EXERCISE: Which lines hold the string "JSON"? Copy every one of them.

STORED RECORDS:
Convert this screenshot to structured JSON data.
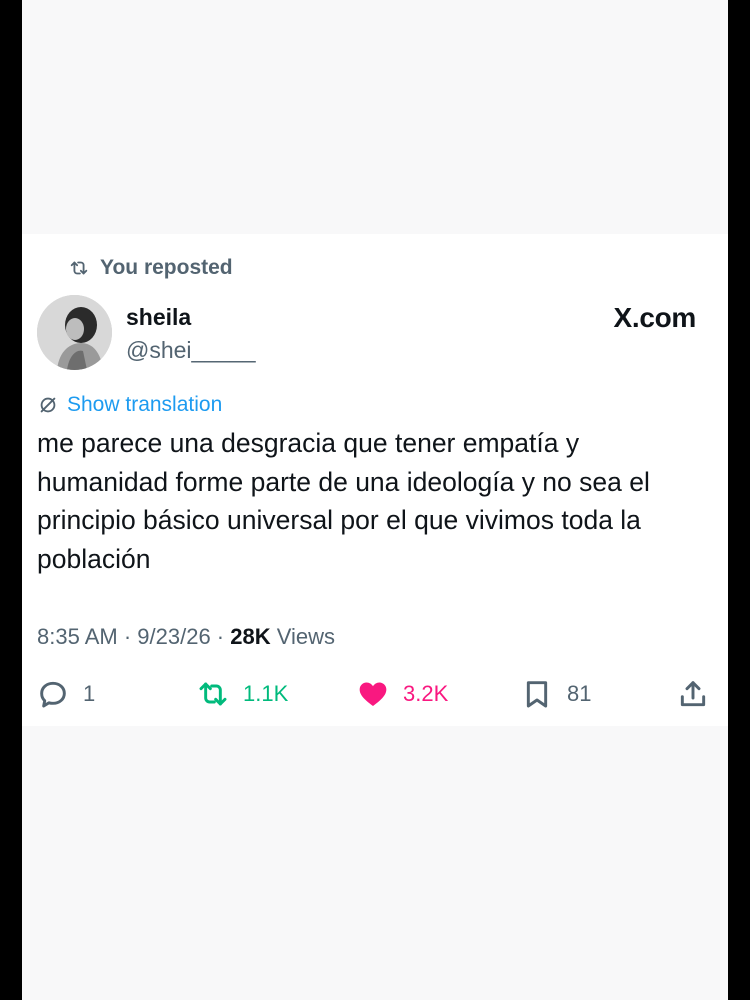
{
  "repost": {
    "label": "You reposted",
    "icon": "repost-icon"
  },
  "author": {
    "display_name": "sheila",
    "handle": "@shei_____"
  },
  "brand": "X.com",
  "translation": {
    "label": "Show translation",
    "icon": "translate-icon"
  },
  "tweet": {
    "text": "me parece una desgracia que tener empatía y humanidad forme parte de una ideología y no sea el principio básico universal por el que vivimos toda la población"
  },
  "meta": {
    "time": "8:35 AM",
    "sep1": " · ",
    "date": "9/23/26",
    "sep2": " · ",
    "views_count": "28K",
    "views_label": " Views"
  },
  "actions": {
    "reply": {
      "count": "1",
      "icon": "reply-icon"
    },
    "repost": {
      "count": "1.1K",
      "icon": "repost-icon",
      "color": "#00ba7c"
    },
    "like": {
      "count": "3.2K",
      "icon": "heart-icon",
      "color": "#f91880"
    },
    "bookmark": {
      "count": "81",
      "icon": "bookmark-icon"
    },
    "share": {
      "icon": "share-icon"
    }
  },
  "colors": {
    "accent": "#1d9bf0",
    "text": "#0f1419",
    "secondary": "#536471"
  }
}
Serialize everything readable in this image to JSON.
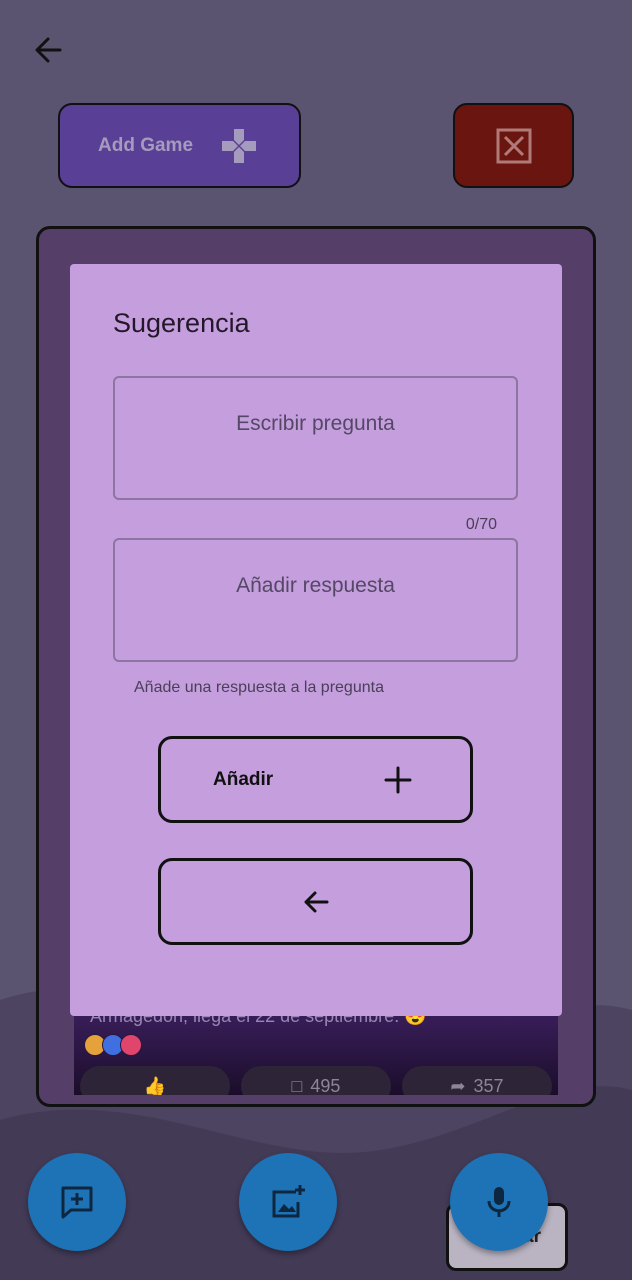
{
  "header": {
    "back_icon": "arrow-left-icon"
  },
  "toolbar": {
    "add_game_label": "Add Game",
    "add_game_icon": "gamepad-icon",
    "close_icon": "close-box-icon"
  },
  "post": {
    "text": "Armagedon, llega el 22 de septiembre. 😍",
    "comments": "495",
    "shares": "357"
  },
  "dialog": {
    "title": "Sugerencia",
    "question_placeholder": "Escribir pregunta",
    "counter": "0/70",
    "answer_placeholder": "Añadir respuesta",
    "helper_text": "Añade una respuesta a la pregunta",
    "add_label": "Añadir",
    "add_icon": "plus-icon",
    "back_icon": "arrow-left-icon"
  },
  "bottom": {
    "fab_icons": [
      "add-comment-icon",
      "add-photo-icon",
      "microphone-icon"
    ],
    "partial_button_label": "ar"
  },
  "colors": {
    "background": "#5b5470",
    "dialog": "#c59ede",
    "add_game": "#5a3f96",
    "close": "#6b1510",
    "fab": "#1d73b6"
  }
}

OUTPUT FOR THIS TASK:
Convert this screenshot to structured JSON data.
Serialize everything readable in this image to JSON.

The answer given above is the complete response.